## EXERCISE REQUIREMENTS:
Give every line of the data again, unchanged, but with no pictures.

** start of EXERCISE MATERIALS **

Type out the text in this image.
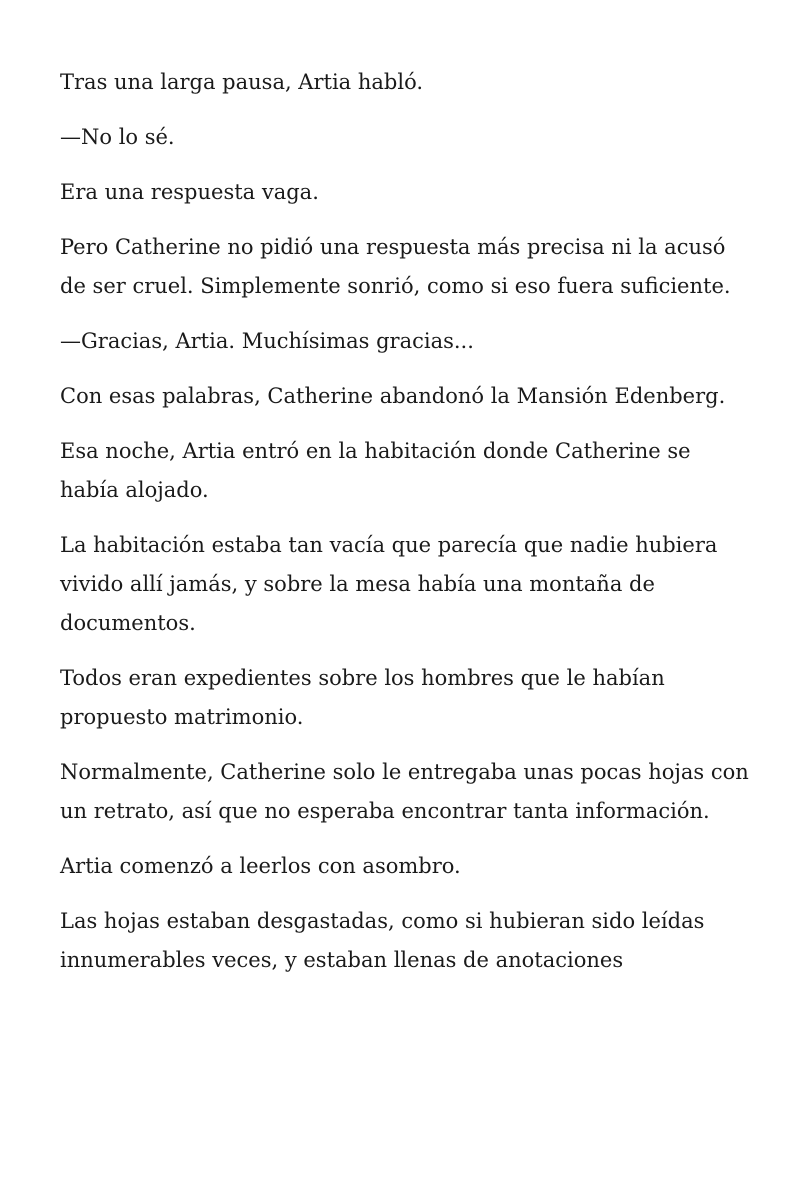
Tras una larga pausa, Artia habló.

—No lo sé.

Era una respuesta vaga.

Pero Catherine no pidió una respuesta más precisa ni la acusó de ser cruel. Simplemente sonrió, como si eso fuera suficiente.

—Gracias, Artia. Muchísimas gracias...

Con esas palabras, Catherine abandonó la Mansión Edenberg.

Esa noche, Artia entró en la habitación donde Catherine se había alojado.

La habitación estaba tan vacía que parecía que nadie hubiera vivido allí jamás, y sobre la mesa había una montaña de documentos.

Todos eran expedientes sobre los hombres que le habían propuesto matrimonio.

Normalmente, Catherine solo le entregaba unas pocas hojas con un retrato, así que no esperaba encontrar tanta información.

Artia comenzó a leerlos con asombro.

Las hojas estaban desgastadas, como si hubieran sido leídas innumerables veces, y estaban llenas de anotaciones
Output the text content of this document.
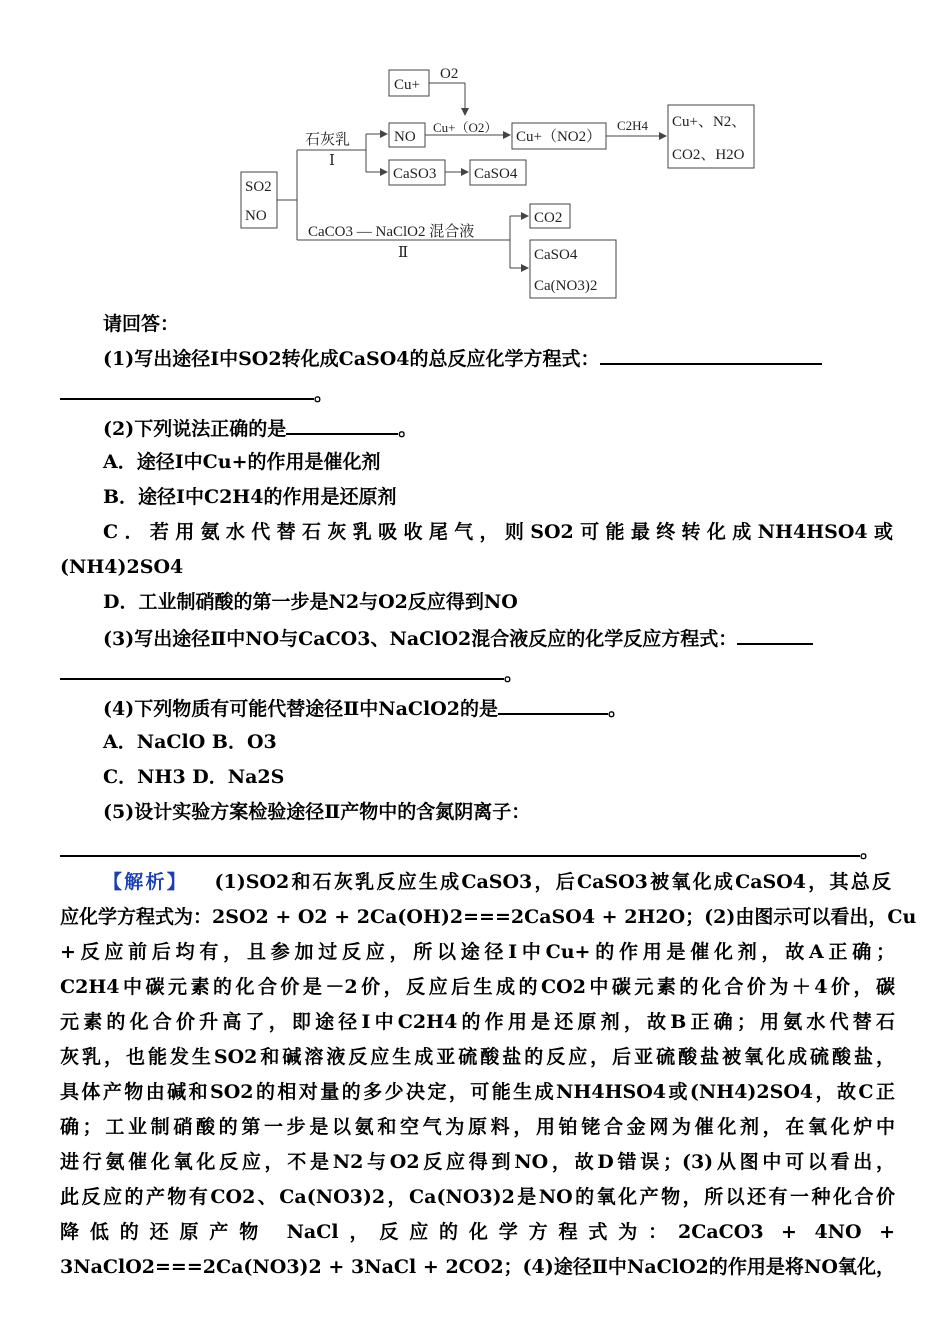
SO2
NO
石灰乳
Ⅰ
Cu+
O2
NO
Cu+（O2）
Cu+（NO2）
C2H4 Cu+、N2、
CO2、H2O
CaSO3	CaSO4
CaCO3 — NaClO2 混合液
Ⅱ
CO2
CaSO4
Ca(NO3)2
请回答：
(1)写出途径Ⅰ中SO2转化成CaSO4的总反应化学方程式：
。
(2)下列说法正确的是	。
A．途径Ⅰ中Cu+的作用是催化剂
B．途径Ⅰ中C2H4的作用是还原剂
C．若用氨水代替石灰乳吸收尾气，则SO2可能最终转化成NH4HSO4或
(NH4)2SO4
D．工业制硝酸的第一步是N2与O2反应得到NO
(3)写出途径Ⅱ中NO与CaCO3、NaClO2混合液反应的化学反应方程式：
。
(4)下列物质有可能代替途径Ⅱ中NaClO2的是	。
A．NaClO B．O3
C．NH3 D．Na2S
(5)设计实验方案检验途径Ⅱ产物中的含氮阴离子：
。
【解析】 (1)SO2和石灰乳反应生成CaSO3，后CaSO3被氧化成CaSO4，其总反
应化学方程式为：2SO2 + O2 + 2Ca(OH)2===2CaSO4 + 2H2O；(2)由图示可以看出，Cu
+反应前后均有，且参加过反应，所以途径Ⅰ中Cu+的作用是催化剂，故A正确；
C2H4中碳元素的化合价是－2价，反应后生成的CO2中碳元素的化合价为＋4价，碳
元素的化合价升高了，即途径Ⅰ中C2H4的作用是还原剂，故B正确；用氨水代替石
灰乳，也能发生SO2和碱溶液反应生成亚硫酸盐的反应，后亚硫酸盐被氧化成硫酸盐，
具体产物由碱和SO2的相对量的多少决定，可能生成NH4HSO4或(NH4)2SO4，故C正
确；工业制硝酸的第一步是以氨和空气为原料，用铂铑合金网为催化剂，在氧化炉中
进行氨催化氧化反应，不是N2与O2反应得到NO，故D错误；(3)从图中可以看出，
此反应的产物有CO2、Ca(NO3)2，Ca(NO3)2是NO的氧化产物，所以还有一种化合价
降低的还原产物 NaCl，反应的化学方程式为：2CaCO3 + 4NO +
3NaClO2===2Ca(NO3)2 + 3NaCl + 2CO2；(4)途径Ⅱ中NaClO2的作用是将NO氧化，
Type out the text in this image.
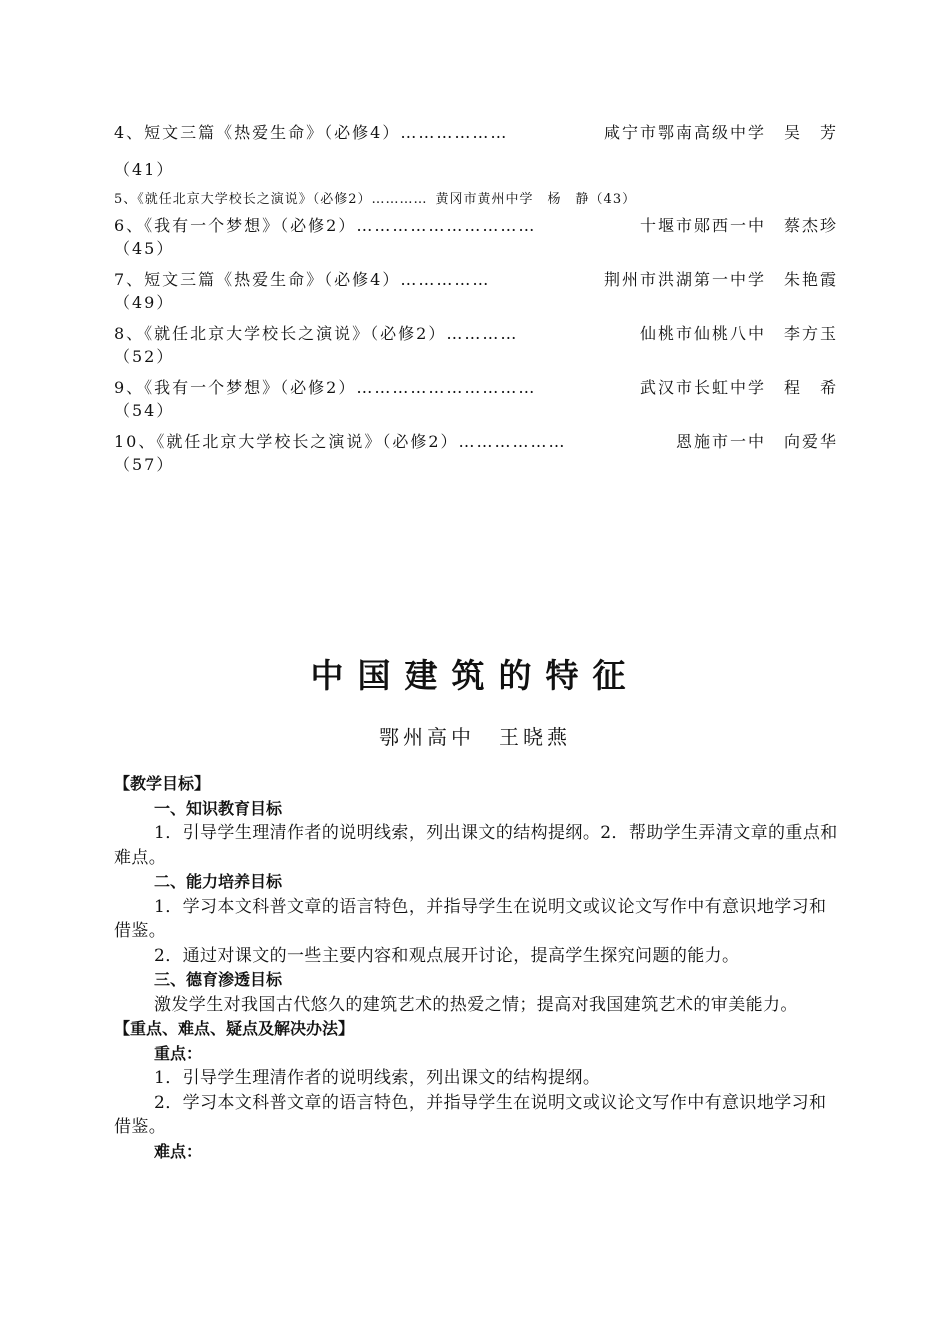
4、短文三篇《热爱生命》（必修4）………………	咸宁市鄂南高级中学　吴　芳
（41）
5、《就任北京大学校长之演说》（必修2）………… 黄冈市黄州中学　杨　静（43）
6、《我有一个梦想》（必修2）…………………………	十堰市郧西一中　蔡杰珍
（45）
7、短文三篇《热爱生命》（必修4）……………	荆州市洪湖第一中学　朱艳霞
（49）
8、《就任北京大学校长之演说》（必修2）…………	仙桃市仙桃八中　李方玉
（52）
9、《我有一个梦想》（必修2）…………………………	武汉市长虹中学　程　希
（54）
10、《就任北京大学校长之演说》（必修2）………………	恩施市一中　向爱华
（57）
中国建筑的特征
鄂州高中　王晓燕
【教学目标】
一、知识教育目标
1．引导学生理清作者的说明线索，列出课文的结构提纲。2．帮助学生弄清文章的重点和难点。
二、能力培养目标
1．学习本文科普文章的语言特色，并指导学生在说明文或议论文写作中有意识地学习和借鉴。
2．通过对课文的一些主要内容和观点展开讨论，提高学生探究问题的能力。
三、德育渗透目标
激发学生对我国古代悠久的建筑艺术的热爱之情；提高对我国建筑艺术的审美能力。
【重点、难点、疑点及解决办法】
重点：
1．引导学生理清作者的说明线索，列出课文的结构提纲。
2．学习本文科普文章的语言特色，并指导学生在说明文或议论文写作中有意识地学习和借鉴。
难点：
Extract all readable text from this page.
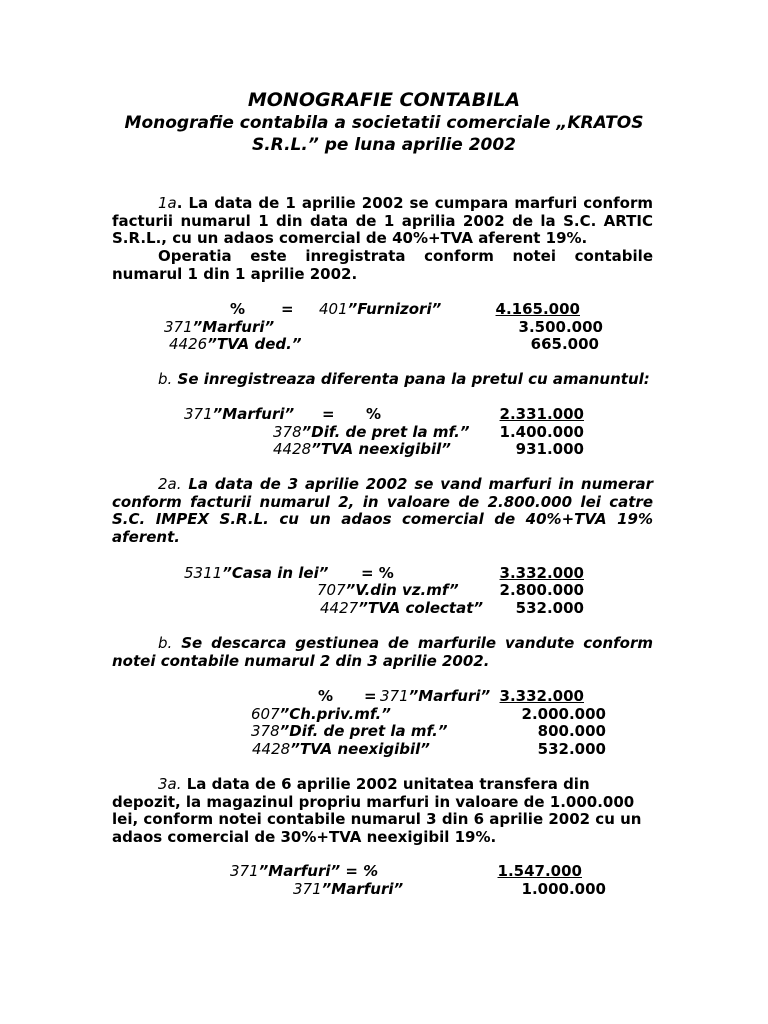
MONOGRAFIE CONTABILA
Monografie contabila a societatii comerciale „KRATOS
S.R.L.” pe luna aprilie 2002
1a. La data de 1 aprilie 2002 se cumpara marfuri conform facturii numarul 1 din data de 1 aprilia 2002 de la S.C. ARTIC S.R.L., cu un adaos comercial de 40%+TVA aferent 19%.
Operatia este inregistrata conform notei contabile numarul 1 din 1 aprilie 2002.
% = 401”Furnizori”	4.165.000
371”Marfuri”	3.500.000
4426”TVA ded.”	665.000
b. Se inregistreaza diferenta pana la pretul cu amanuntul:
371”Marfuri” = %	2.331.000
378”Dif. de pret la mf.” 1.400.000
4428”TVA neexigibil”	931.000
2a. La data de 3 aprilie 2002 se vand marfuri in numerar conform facturii numarul 2, in valoare de 2.800.000 lei catre S.C. IMPEX S.R.L. cu un adaos comercial de 40%+TVA 19% aferent.
5311”Casa in lei” = %	3.332.000
707”V.din vz.mf”	2.800.000
4427”TVA colectat” 532.000
b. Se descarca gestiunea de marfurile vandute conform notei contabile numarul 2 din 3 aprilie 2002.
% = 371”Marfuri” 3.332.000
607”Ch.priv.mf.”	2.000.000
378”Dif. de pret la mf.”	800.000
4428”TVA neexigibil”	532.000
3a. La data de 6 aprilie 2002 unitatea transfera din depozit, la magazinul propriu marfuri in valoare de 1.000.000 lei, conform notei contabile numarul 3 din 6 aprilie 2002 cu un adaos comercial de 30%+TVA neexigibil 19%.
371”Marfuri” = %	1.547.000
371”Marfuri”	1.000.000
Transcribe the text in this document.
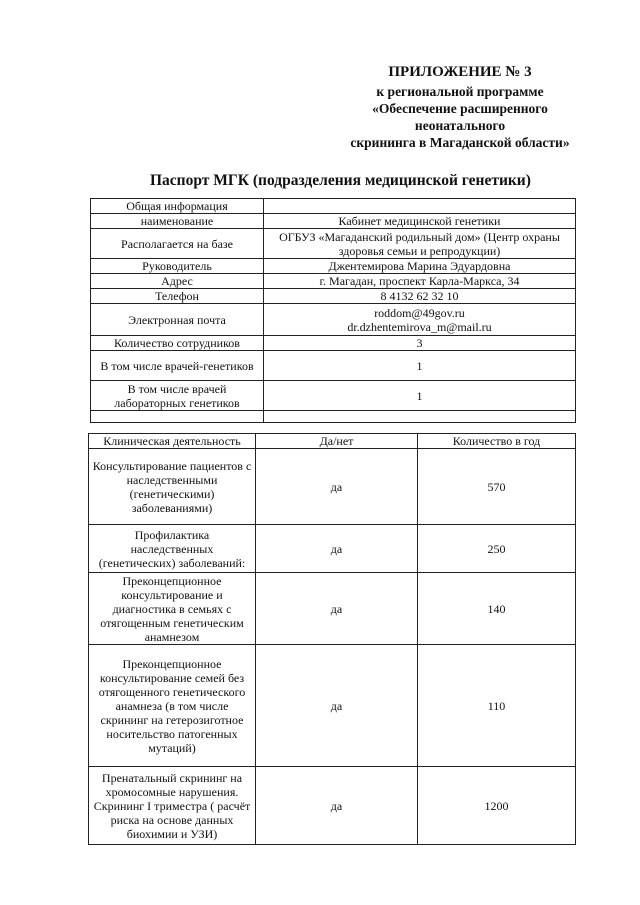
ПРИЛОЖЕНИЕ № 3
к региональной программе
«Обеспечение расширенного
неонатального
скрининга в Магаданской области»
Паспорт МГК (подразделения медицинской генетики)
Общая информация	
наименование	Кабинет медицинской генетики
Располагается на базе	ОГБУЗ «Магаданский родильный дом» (Центр охраны здоровья семьи и репродукции)
Руководитель	Джентемирова Марина Эдуардовна
Адрес	г. Магадан, проспект Карла-Маркса, 34
Телефон	8 4132 62 32 10
Электронная почта	roddom@49gov.ru
dr.dzhentemirova_m@mail.ru

Количество сотрудников	3
В том числе врачей-генетиков	1
В том числе врачей лабораторных генетиков	1

Клиническая деятельность	Да/нет	Количество в год
Консультирование пациентов с наследственными (генетическими) заболеваниями)	да	570
Профилактика наследственных (генетических) заболеваний:	да	250
Преконцепционное консультирование и диагностика в семьях с отягощенным генетическим анамнезом	да	140
Преконцепционное консультирование семей без отягощенного генетического анамнеза (в том числе скрининг на гетерозиготное носительство патогенных мутаций)	да	110
Пренатальный скрининг на хромосомные нарушения. Скрининг I триместра ( расчёт риска на основе данных биохимии и УЗИ)	да	1200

** end of EXERCISE MATERIALS **

## FINISHED TASK:
Type out the text in this image.
Tras una larga pausa, Artia habló.

—No lo sé.

Era una respuesta vaga.

Pero Catherine no pidió una respuesta más precisa ni la acusó de ser cruel. Simplemente sonrió, como si eso fuera suficiente.

—Gracias, Artia. Muchísimas gracias...

Con esas palabras, Catherine abandonó la Mansión Edenberg.

Esa noche, Artia entró en la habitación donde Catherine se había alojado.

La habitación estaba tan vacía que parecía que nadie hubiera vivido allí jamás, y sobre la mesa había una montaña de documentos.

Todos eran expedientes sobre los hombres que le habían propuesto matrimonio.

Normalmente, Catherine solo le entregaba unas pocas hojas con un retrato, así que no esperaba encontrar tanta información.

Artia comenzó a leerlos con asombro.

Las hojas estaban desgastadas, como si hubieran sido leídas innumerables veces, y estaban llenas de anotaciones
Output the text content of this document.
SO2
NO
石灰乳
Ⅰ
Cu+
O2
NO
Cu+（O2）
Cu+（NO2）
C2H4 Cu+、N2、
CO2、H2O
CaSO3	CaSO4
CaCO3 — NaClO2 混合液
Ⅱ
CO2
CaSO4
Ca(NO3)2
请回答：
(1)写出途径Ⅰ中SO2转化成CaSO4的总反应化学方程式：
。
(2)下列说法正确的是	。
A．途径Ⅰ中Cu+的作用是催化剂
B．途径Ⅰ中C2H4的作用是还原剂
C．若用氨水代替石灰乳吸收尾气，则SO2可能最终转化成NH4HSO4或
(NH4)2SO4
D．工业制硝酸的第一步是N2与O2反应得到NO
(3)写出途径Ⅱ中NO与CaCO3、NaClO2混合液反应的化学反应方程式：
。
(4)下列物质有可能代替途径Ⅱ中NaClO2的是	。
A．NaClO B．O3
C．NH3 D．Na2S
(5)设计实验方案检验途径Ⅱ产物中的含氮阴离子：
。
【解析】 (1)SO2和石灰乳反应生成CaSO3，后CaSO3被氧化成CaSO4，其总反
应化学方程式为：2SO2 + O2 + 2Ca(OH)2===2CaSO4 + 2H2O；(2)由图示可以看出，Cu
+反应前后均有，且参加过反应，所以途径Ⅰ中Cu+的作用是催化剂，故A正确；
C2H4中碳元素的化合价是－2价，反应后生成的CO2中碳元素的化合价为＋4价，碳
元素的化合价升高了，即途径Ⅰ中C2H4的作用是还原剂，故B正确；用氨水代替石
灰乳，也能发生SO2和碱溶液反应生成亚硫酸盐的反应，后亚硫酸盐被氧化成硫酸盐，
具体产物由碱和SO2的相对量的多少决定，可能生成NH4HSO4或(NH4)2SO4，故C正
确；工业制硝酸的第一步是以氨和空气为原料，用铂铑合金网为催化剂，在氧化炉中
进行氨催化氧化反应，不是N2与O2反应得到NO，故D错误；(3)从图中可以看出，
此反应的产物有CO2、Ca(NO3)2，Ca(NO3)2是NO的氧化产物，所以还有一种化合价
降低的还原产物 NaCl，反应的化学方程式为：2CaCO3 + 4NO +
3NaClO2===2Ca(NO3)2 + 3NaCl + 2CO2；(4)途径Ⅱ中NaClO2的作用是将NO氧化，
Type out the text in this image.
4、短文三篇《热爱生命》（必修4）………………	咸宁市鄂南高级中学　吴　芳
（41）
5、《就任北京大学校长之演说》（必修2）………… 黄冈市黄州中学　杨　静（43）
6、《我有一个梦想》（必修2）…………………………	十堰市郧西一中　蔡杰珍
（45）
7、短文三篇《热爱生命》（必修4）……………	荆州市洪湖第一中学　朱艳霞
（49）
8、《就任北京大学校长之演说》（必修2）…………	仙桃市仙桃八中　李方玉
（52）
9、《我有一个梦想》（必修2）…………………………	武汉市长虹中学　程　希
（54）
10、《就任北京大学校长之演说》（必修2）………………	恩施市一中　向爱华
（57）
中国建筑的特征
鄂州高中　王晓燕
【教学目标】
一、知识教育目标
1．引导学生理清作者的说明线索，列出课文的结构提纲。2．帮助学生弄清文章的重点和难点。
二、能力培养目标
1．学习本文科普文章的语言特色，并指导学生在说明文或议论文写作中有意识地学习和借鉴。
2．通过对课文的一些主要内容和观点展开讨论，提高学生探究问题的能力。
三、德育渗透目标
激发学生对我国古代悠久的建筑艺术的热爱之情；提高对我国建筑艺术的审美能力。
【重点、难点、疑点及解决办法】
重点：
1．引导学生理清作者的说明线索，列出课文的结构提纲。
2．学习本文科普文章的语言特色，并指导学生在说明文或议论文写作中有意识地学习和借鉴。
难点：
Extract all readable text from this page.
MONOGRAFIE CONTABILA
Monografie contabila a societatii comerciale „KRATOS
S.R.L.” pe luna aprilie 2002
1a. La data de 1 aprilie 2002 se cumpara marfuri conform facturii numarul 1 din data de 1 aprilia 2002 de la S.C. ARTIC S.R.L., cu un adaos comercial de 40%+TVA aferent 19%.
Operatia este inregistrata conform notei contabile numarul 1 din 1 aprilie 2002.
% = 401”Furnizori”	4.165.000
371”Marfuri”	3.500.000
4426”TVA ded.”	665.000
b. Se inregistreaza diferenta pana la pretul cu amanuntul:
371”Marfuri” = %	2.331.000
378”Dif. de pret la mf.” 1.400.000
4428”TVA neexigibil”	931.000
2a. La data de 3 aprilie 2002 se vand marfuri in numerar conform facturii numarul 2, in valoare de 2.800.000 lei catre S.C. IMPEX S.R.L. cu un adaos comercial de 40%+TVA 19% aferent.
5311”Casa in lei” = %	3.332.000
707”V.din vz.mf”	2.800.000
4427”TVA colectat” 532.000
b. Se descarca gestiunea de marfurile vandute conform notei contabile numarul 2 din 3 aprilie 2002.
% = 371”Marfuri” 3.332.000
607”Ch.priv.mf.”	2.000.000
378”Dif. de pret la mf.”	800.000
4428”TVA neexigibil”	532.000
3a. La data de 6 aprilie 2002 unitatea transfera din depozit, la magazinul propriu marfuri in valoare de 1.000.000 lei, conform notei contabile numarul 3 din 6 aprilie 2002 cu un adaos comercial de 30%+TVA neexigibil 19%.
371”Marfuri” = %	1.547.000
371”Marfuri”	1.000.000
Transcribe the text in this document.
ПРИЛОЖЕНИЕ № 3
к региональной программе
«Обеспечение расширенного
неонатального
скрининга в Магаданской области»
Паспорт МГК (подразделения медицинской генетики)
Общая информация	
наименование	Кабинет медицинской генетики
Располагается на базе	ОГБУЗ «Магаданский родильный дом» (Центр охраны здоровья семьи и репродукции)
Руководитель	Джентемирова Марина Эдуардовна
Адрес	г. Магадан, проспект Карла-Маркса, 34
Телефон	8 4132 62 32 10
Электронная почта	roddom@49gov.ru
dr.dzhentemirova_m@mail.ru

Количество сотрудников	3
В том числе врачей-генетиков	1
В том числе врачей лабораторных генетиков	1

Клиническая деятельность	Да/нет	Количество в год
Консультирование пациентов с наследственными (генетическими) заболеваниями)	да	570
Профилактика наследственных (генетических) заболеваний:	да	250
Преконцепционное консультирование и диагностика в семьях с отягощенным генетическим анамнезом	да	140
Преконцепционное консультирование семей без отягощенного генетического анамнеза (в том числе скрининг на гетерозиготное носительство патогенных мутаций)	да	110
Пренатальный скрининг на хромосомные нарушения. Скрининг I триместра ( расчёт риска на основе данных биохимии и УЗИ)	да	1200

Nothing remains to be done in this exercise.